• _WHAT THE EXERCISE ASKS_
Extract each line of the material that follows exactly and omit its pictures.

[SUPPLIED DATA start]

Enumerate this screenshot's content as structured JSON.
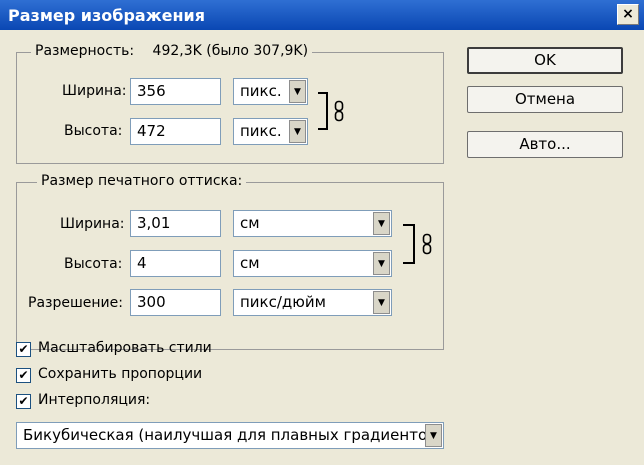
{
  "window": {
    "title": "Размер изображения",
    "close": "×"
  },
  "dimensions": {
    "label": "Размерность:",
    "value": "492,3K (было 307,9K)",
    "width": {
      "label": "Ширина:",
      "value": "356",
      "unit": "пикс."
    },
    "height": {
      "label": "Высота:",
      "value": "472",
      "unit": "пикс."
    }
  },
  "print": {
    "legend": "Размер печатного оттиска:",
    "width": {
      "label": "Ширина:",
      "value": "3,01",
      "unit": "см"
    },
    "height": {
      "label": "Высота:",
      "value": "4",
      "unit": "см"
    },
    "resolution": {
      "label": "Разрешение:",
      "value": "300",
      "unit": "пикс/дюйм"
    }
  },
  "buttons": {
    "ok": "OK",
    "cancel": "Отмена",
    "auto": "Авто..."
  },
  "options": {
    "scale_styles": {
      "label": "Масштабировать стили",
      "checked": true
    },
    "constrain": {
      "label": "Сохранить пропорции",
      "checked": true
    },
    "resample": {
      "label": "Интерполяция:",
      "checked": true
    }
  },
  "interpolation": {
    "value": "Бикубическая (наилучшая для плавных градиентов)"
  },
  "icons": {
    "check": "✔",
    "arrow": "▼",
    "link": "chain-link-icon"
  }
}
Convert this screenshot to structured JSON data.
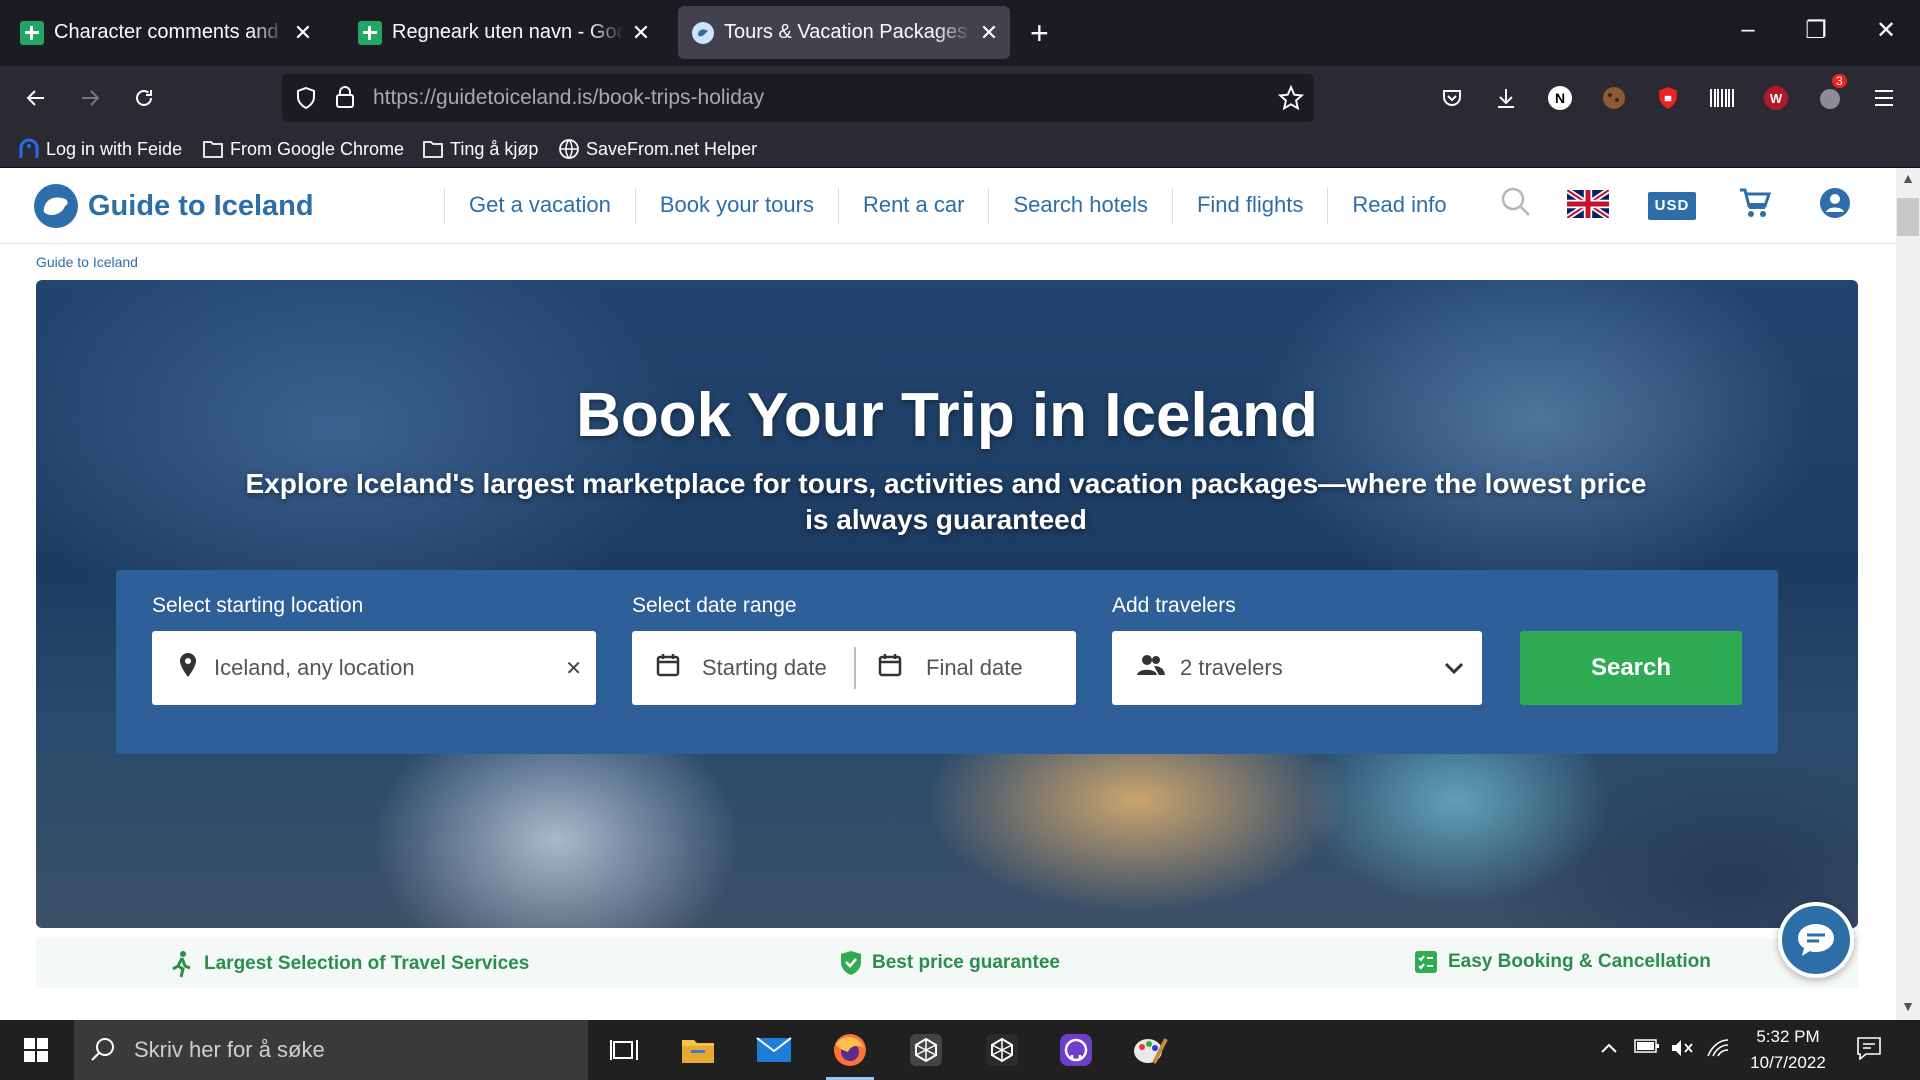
{
  "browser": {
    "tabs": [
      {
        "title": "Character comments and phrases",
        "icon": "sheets-icon",
        "active": false
      },
      {
        "title": "Regneark uten navn - Google Regneark",
        "icon": "sheets-icon",
        "active": false
      },
      {
        "title": "Tours & Vacation Packages in Iceland",
        "icon": "guide-to-iceland-favicon",
        "active": true
      }
    ],
    "url_host": "https://guidetoiceland.is",
    "url_path": "/book-trips-holiday",
    "extension_badge": "3",
    "bookmarks": [
      {
        "label": "Log in with Feide",
        "icon": "feide-icon"
      },
      {
        "label": "From Google Chrome",
        "icon": "folder-icon"
      },
      {
        "label": "Ting å kjøp",
        "icon": "folder-icon"
      },
      {
        "label": "SaveFrom.net Helper",
        "icon": "globe-icon"
      }
    ]
  },
  "site": {
    "brand": "Guide to Iceland",
    "nav": [
      "Get a vacation",
      "Book your tours",
      "Rent a car",
      "Search hotels",
      "Find flights",
      "Read info"
    ],
    "currency": "USD",
    "breadcrumb": "Guide to Iceland",
    "hero": {
      "title": "Book Your Trip in Iceland",
      "subtitle": "Explore Iceland's largest marketplace for tours, activities and vacation packages—where the lowest price is always guaranteed"
    },
    "search": {
      "location_label": "Select starting location",
      "location_value": "Iceland, any location",
      "date_label": "Select date range",
      "start_placeholder": "Starting date",
      "end_placeholder": "Final date",
      "travelers_label": "Add travelers",
      "travelers_value": "2 travelers",
      "button": "Search"
    },
    "features": [
      {
        "label": "Largest Selection of Travel Services",
        "icon": "hiker-icon"
      },
      {
        "label": "Best price guarantee",
        "icon": "shield-check-icon"
      },
      {
        "label": "Easy Booking & Cancellation",
        "icon": "checklist-icon"
      }
    ]
  },
  "taskbar": {
    "search_placeholder": "Skriv her for å søke",
    "time": "5:32 PM",
    "date": "10/7/2022"
  },
  "colors": {
    "brand_blue": "#2d6ea9",
    "search_green": "#2fab54",
    "panel_blue": "#2e5f99"
  }
}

[SUPPLIED DATA end]

• _RESULT_
Enumerate this screenshot's content as structured JSON.
{
  "window": {
    "title": "Размер изображения",
    "close": "×"
  },
  "dimensions": {
    "label": "Размерность:",
    "value": "492,3K (было 307,9K)",
    "width": {
      "label": "Ширина:",
      "value": "356",
      "unit": "пикс."
    },
    "height": {
      "label": "Высота:",
      "value": "472",
      "unit": "пикс."
    }
  },
  "print": {
    "legend": "Размер печатного оттиска:",
    "width": {
      "label": "Ширина:",
      "value": "3,01",
      "unit": "см"
    },
    "height": {
      "label": "Высота:",
      "value": "4",
      "unit": "см"
    },
    "resolution": {
      "label": "Разрешение:",
      "value": "300",
      "unit": "пикс/дюйм"
    }
  },
  "buttons": {
    "ok": "OK",
    "cancel": "Отмена",
    "auto": "Авто..."
  },
  "options": {
    "scale_styles": {
      "label": "Масштабировать стили",
      "checked": true
    },
    "constrain": {
      "label": "Сохранить пропорции",
      "checked": true
    },
    "resample": {
      "label": "Интерполяция:",
      "checked": true
    }
  },
  "interpolation": {
    "value": "Бикубическая (наилучшая для плавных градиентов)"
  },
  "icons": {
    "check": "✔",
    "arrow": "▼",
    "link": "chain-link-icon"
  }
}
Convert this screenshot to structured JSON data.
{
  "browser": {
    "tabs": [
      {
        "title": "Character comments and phrases",
        "icon": "sheets-icon",
        "active": false
      },
      {
        "title": "Regneark uten navn - Google Regneark",
        "icon": "sheets-icon",
        "active": false
      },
      {
        "title": "Tours & Vacation Packages in Iceland",
        "icon": "guide-to-iceland-favicon",
        "active": true
      }
    ],
    "url_host": "https://guidetoiceland.is",
    "url_path": "/book-trips-holiday",
    "extension_badge": "3",
    "bookmarks": [
      {
        "label": "Log in with Feide",
        "icon": "feide-icon"
      },
      {
        "label": "From Google Chrome",
        "icon": "folder-icon"
      },
      {
        "label": "Ting å kjøp",
        "icon": "folder-icon"
      },
      {
        "label": "SaveFrom.net Helper",
        "icon": "globe-icon"
      }
    ]
  },
  "site": {
    "brand": "Guide to Iceland",
    "nav": [
      "Get a vacation",
      "Book your tours",
      "Rent a car",
      "Search hotels",
      "Find flights",
      "Read info"
    ],
    "currency": "USD",
    "breadcrumb": "Guide to Iceland",
    "hero": {
      "title": "Book Your Trip in Iceland",
      "subtitle": "Explore Iceland's largest marketplace for tours, activities and vacation packages—where the lowest price is always guaranteed"
    },
    "search": {
      "location_label": "Select starting location",
      "location_value": "Iceland, any location",
      "date_label": "Select date range",
      "start_placeholder": "Starting date",
      "end_placeholder": "Final date",
      "travelers_label": "Add travelers",
      "travelers_value": "2 travelers",
      "button": "Search"
    },
    "features": [
      {
        "label": "Largest Selection of Travel Services",
        "icon": "hiker-icon"
      },
      {
        "label": "Best price guarantee",
        "icon": "shield-check-icon"
      },
      {
        "label": "Easy Booking & Cancellation",
        "icon": "checklist-icon"
      }
    ]
  },
  "taskbar": {
    "search_placeholder": "Skriv her for å søke",
    "time": "5:32 PM",
    "date": "10/7/2022"
  },
  "colors": {
    "brand_blue": "#2d6ea9",
    "search_green": "#2fab54",
    "panel_blue": "#2e5f99"
  }
}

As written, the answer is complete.